List each line holding the string "likes".

Collected data entries
========================
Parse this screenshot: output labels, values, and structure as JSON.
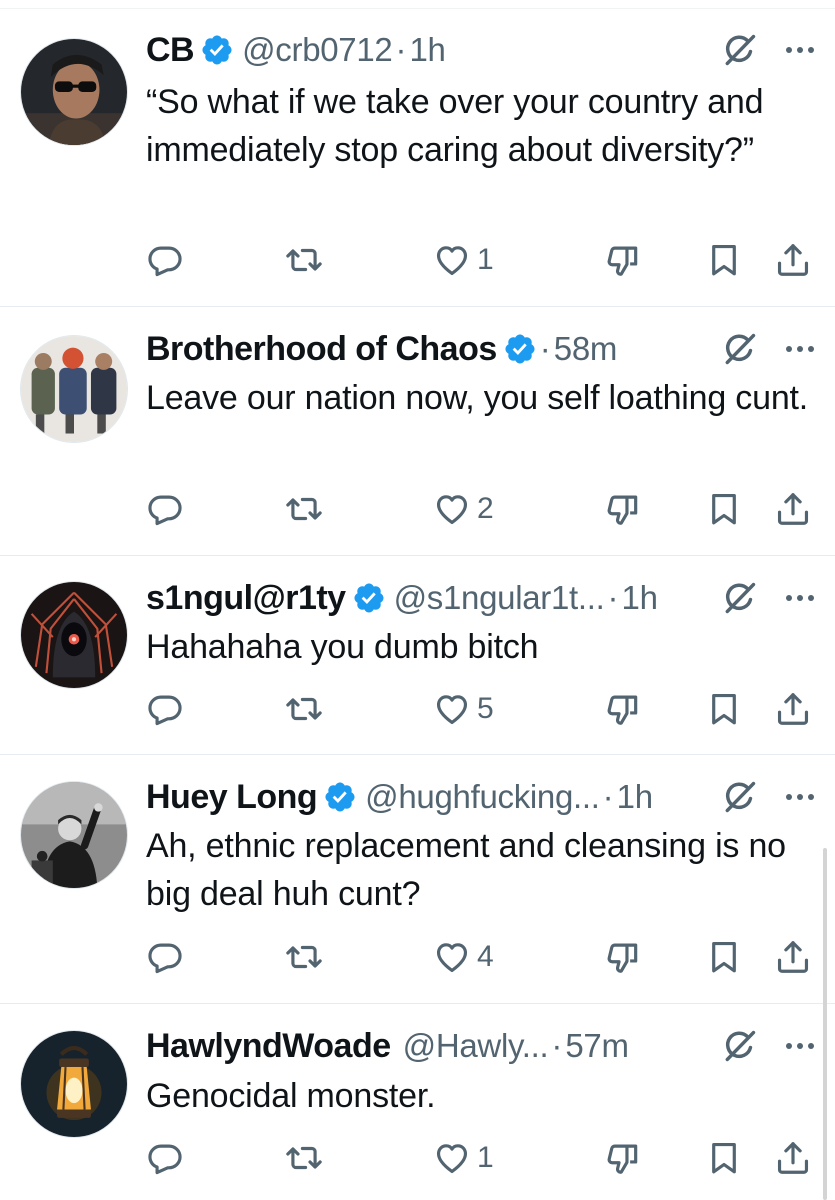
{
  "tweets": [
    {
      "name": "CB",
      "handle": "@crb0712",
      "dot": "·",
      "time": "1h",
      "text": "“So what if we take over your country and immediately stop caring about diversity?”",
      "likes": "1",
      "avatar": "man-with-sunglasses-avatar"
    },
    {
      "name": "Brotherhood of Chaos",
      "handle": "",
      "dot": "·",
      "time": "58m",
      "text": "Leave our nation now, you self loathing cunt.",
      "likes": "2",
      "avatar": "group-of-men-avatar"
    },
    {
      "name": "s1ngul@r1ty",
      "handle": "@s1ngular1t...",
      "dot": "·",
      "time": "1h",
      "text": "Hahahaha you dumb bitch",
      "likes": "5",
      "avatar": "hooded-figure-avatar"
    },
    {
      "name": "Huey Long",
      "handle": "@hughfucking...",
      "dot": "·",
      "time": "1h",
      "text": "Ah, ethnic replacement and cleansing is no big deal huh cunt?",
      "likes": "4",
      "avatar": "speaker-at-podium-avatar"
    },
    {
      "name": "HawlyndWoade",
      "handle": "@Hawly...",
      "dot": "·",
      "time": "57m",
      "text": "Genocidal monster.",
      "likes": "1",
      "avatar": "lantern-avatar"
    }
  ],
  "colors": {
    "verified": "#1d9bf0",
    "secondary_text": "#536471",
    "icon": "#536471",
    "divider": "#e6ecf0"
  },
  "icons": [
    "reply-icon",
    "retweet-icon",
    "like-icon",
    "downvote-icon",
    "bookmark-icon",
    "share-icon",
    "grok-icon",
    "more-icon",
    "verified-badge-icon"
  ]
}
========================
(Exercise response)
      "likes": "1",
      "likes": "2",
      "likes": "5",
      "likes": "4",
      "likes": "1",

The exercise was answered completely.